**Task instructions**
Go through the material and pull out every line with the string "введите" in it.

________________________

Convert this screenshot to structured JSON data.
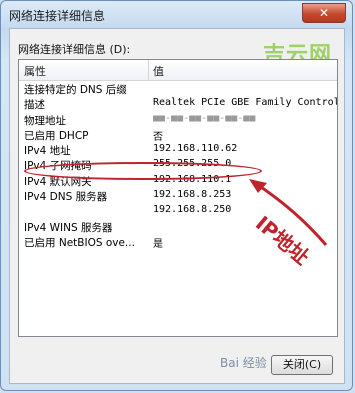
{
  "window": {
    "title": "网络连接详细信息",
    "close_glyph": "✕"
  },
  "section_label": "网络连接详细信息 (D):",
  "watermark": "吉云网",
  "columns": {
    "property": "属性",
    "value": "值"
  },
  "rows": [
    {
      "property": "连接特定的 DNS 后缀",
      "value": ""
    },
    {
      "property": "描述",
      "value": "Realtek PCIe GBE Family Controlle"
    },
    {
      "property": "物理地址",
      "value": "■■-■■-■■-■■-■■-■■"
    },
    {
      "property": "已启用 DHCP",
      "value": "否"
    },
    {
      "property": "IPv4 地址",
      "value": "192.168.110.62"
    },
    {
      "property": "IPv4 子网掩码",
      "value": "255.255.255.0"
    },
    {
      "property": "IPv4 默认网关",
      "value": "192.168.110.1"
    },
    {
      "property": "IPv4 DNS 服务器",
      "value": "192.168.8.253"
    },
    {
      "property": "",
      "value": "192.168.8.250"
    },
    {
      "property": "IPv4 WINS 服务器",
      "value": ""
    },
    {
      "property": "已启用 NetBIOS ove...",
      "value": "是"
    }
  ],
  "annotation": {
    "text": "IP地址",
    "color": "#c0232b"
  },
  "footer": {
    "baidu_watermark": "Bai 经验",
    "close_label": "关闭(C)"
  }
}
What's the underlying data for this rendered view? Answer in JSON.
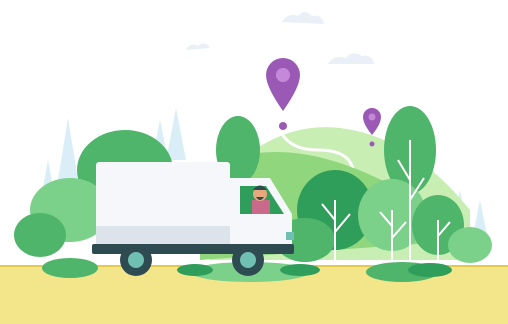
{
  "illustration": {
    "subject": "delivery-truck-driving-through-green-hills-with-map-pins",
    "colors": {
      "background": "#ffffff",
      "hill_light": "#c8eeb4",
      "hill_mid": "#8fd67d",
      "hill_dark": "#4fb56a",
      "tree_dark": "#2f9e5a",
      "tree_light": "#7bd08a",
      "pine_pale": "#d9eef6",
      "cloud": "#e9f0f8",
      "truck_body": "#f5f7fa",
      "truck_shadow": "#dde3ea",
      "truck_chassis": "#2f4b52",
      "wheel_teal": "#6fbfb3",
      "pin_purple": "#9b59b6",
      "pin_purple_light": "#c689d9",
      "road_yellow": "#f3e58a",
      "road_line": "#e5c94a",
      "driver_skin": "#e8a77d",
      "driver_shirt": "#c96a8a"
    },
    "icons": [
      "map-pin-icon",
      "map-pin-icon",
      "delivery-truck-icon",
      "driver-figure",
      "cloud-icon",
      "tree-icon"
    ]
  }
}
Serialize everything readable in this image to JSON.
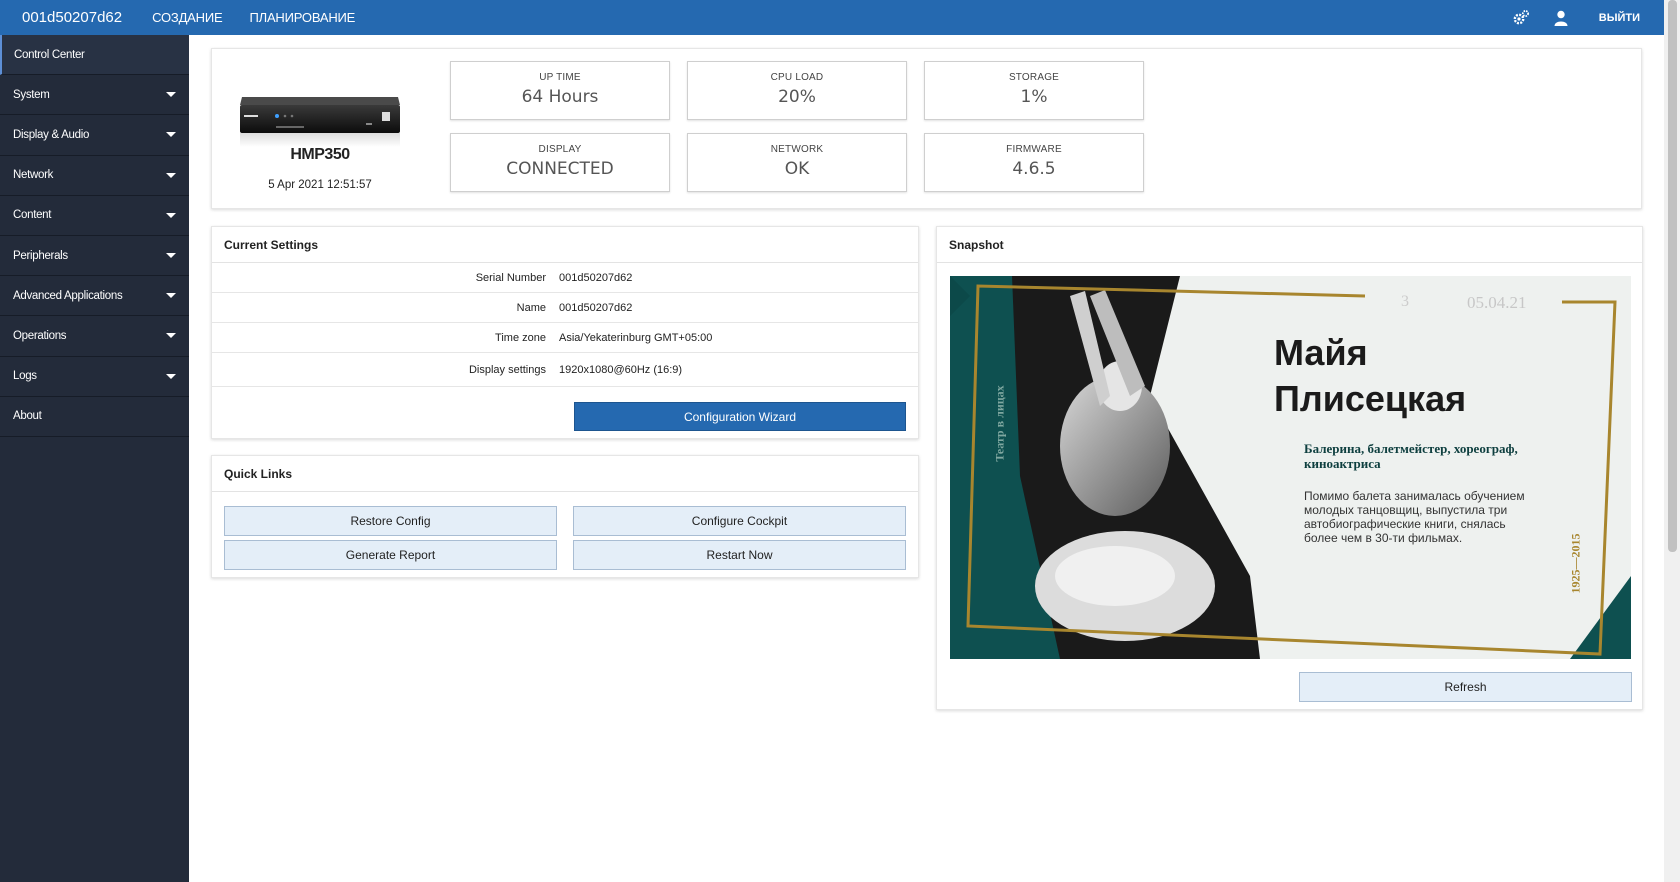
{
  "topbar": {
    "device_id": "001d50207d62",
    "nav": [
      "СОЗДАНИЕ",
      "ПЛАНИРОВАНИЕ"
    ],
    "logout": "ВЫЙТИ"
  },
  "sidebar": {
    "items": [
      {
        "label": "Control Center",
        "expandable": false
      },
      {
        "label": "System",
        "expandable": true
      },
      {
        "label": "Display & Audio",
        "expandable": true
      },
      {
        "label": "Network",
        "expandable": true
      },
      {
        "label": "Content",
        "expandable": true
      },
      {
        "label": "Peripherals",
        "expandable": true
      },
      {
        "label": "Advanced Applications",
        "expandable": true
      },
      {
        "label": "Operations",
        "expandable": true
      },
      {
        "label": "Logs",
        "expandable": true
      },
      {
        "label": "About",
        "expandable": false
      }
    ]
  },
  "device": {
    "model": "HMP350",
    "datetime": "5 Apr 2021 12:51:57"
  },
  "stats": [
    {
      "label": "UP TIME",
      "value": "64 Hours"
    },
    {
      "label": "CPU LOAD",
      "value": "20%"
    },
    {
      "label": "STORAGE",
      "value": "1%"
    },
    {
      "label": "DISPLAY",
      "value": "CONNECTED"
    },
    {
      "label": "NETWORK",
      "value": "OK"
    },
    {
      "label": "FIRMWARE",
      "value": "4.6.5"
    }
  ],
  "current_settings": {
    "title": "Current Settings",
    "rows": [
      {
        "key": "Serial Number",
        "value": "001d50207d62"
      },
      {
        "key": "Name",
        "value": "001d50207d62"
      },
      {
        "key": "Time zone",
        "value": "Asia/Yekaterinburg GMT+05:00"
      },
      {
        "key": "Display settings",
        "value": "1920x1080@60Hz (16:9)"
      }
    ],
    "wizard_button": "Configuration Wizard"
  },
  "quick_links": {
    "title": "Quick Links",
    "buttons": [
      "Restore Config",
      "Configure Cockpit",
      "Generate Report",
      "Restart Now"
    ]
  },
  "snapshot": {
    "title": "Snapshot",
    "refresh_button": "Refresh",
    "poster": {
      "number": "3",
      "date": "05.04.21",
      "name_line1": "Майя",
      "name_line2": "Плисецкая",
      "subtitle": "Балерина, балетмейстер, хореограф, киноактриса",
      "body": "Помимо балета занималась обучением молодых танцовщиц, выпустила три автобиографические книги, снялась более чем в 30-ти фильмах.",
      "vertical_left": "Театр в лицах",
      "vertical_right": "1925—2015"
    }
  },
  "colors": {
    "topbar": "#2569b0",
    "sidebar": "#232b3a",
    "primary_button": "#2569b0",
    "light_button": "#e4eef8",
    "poster_teal": "#0e5050",
    "poster_gold": "#a8862e"
  }
}
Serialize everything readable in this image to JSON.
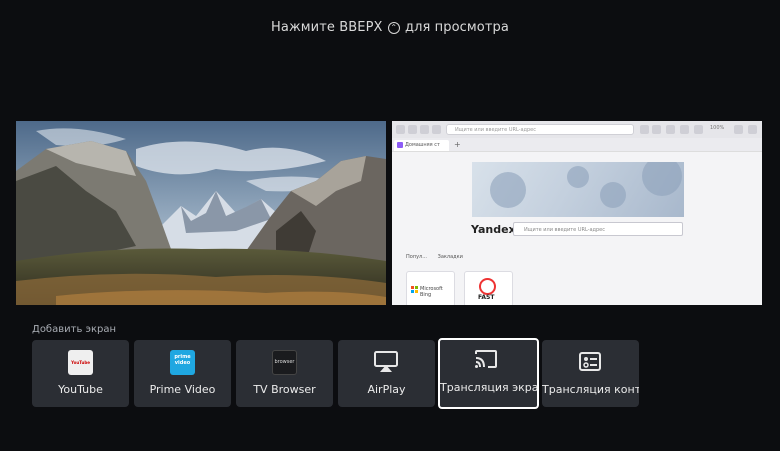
{
  "hint": {
    "before": "Нажмите ВВЕРХ",
    "after": "для просмотра"
  },
  "browser_preview": {
    "url_placeholder": "Ищите или введите URL-адрес",
    "zoom": "100%",
    "tab_label": "Домашняя ст",
    "logo": "Yandex",
    "search_placeholder": "Ищите или введите URL-адрес",
    "links": [
      "Попул...",
      "Закладки"
    ],
    "tiles": [
      "Microsoft Bing",
      "FAST"
    ]
  },
  "add_screen_label": "Добавить экран",
  "cards": [
    {
      "title": "YouTube",
      "icon": "youtube-icon",
      "icon_text": "YouTube"
    },
    {
      "title": "Prime Video",
      "icon": "prime-video-icon",
      "icon_text": "prime video"
    },
    {
      "title": "TV Browser",
      "icon": "browser-icon",
      "icon_text": "browser"
    },
    {
      "title": "AirPlay",
      "icon": "airplay-icon"
    },
    {
      "title": "Трансляция экра",
      "icon": "cast-icon",
      "selected": true
    },
    {
      "title": "Трансляция конт…",
      "icon": "content-cast-icon"
    }
  ],
  "colors": {
    "background": "#0c0d10",
    "card": "#2b2e34",
    "selected_border": "#ffffff"
  }
}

________________________

**Solved exercise**
    "url_placeholder": "Ищите или введите URL-адрес",
    "search_placeholder": "Ищите или введите URL-адрес",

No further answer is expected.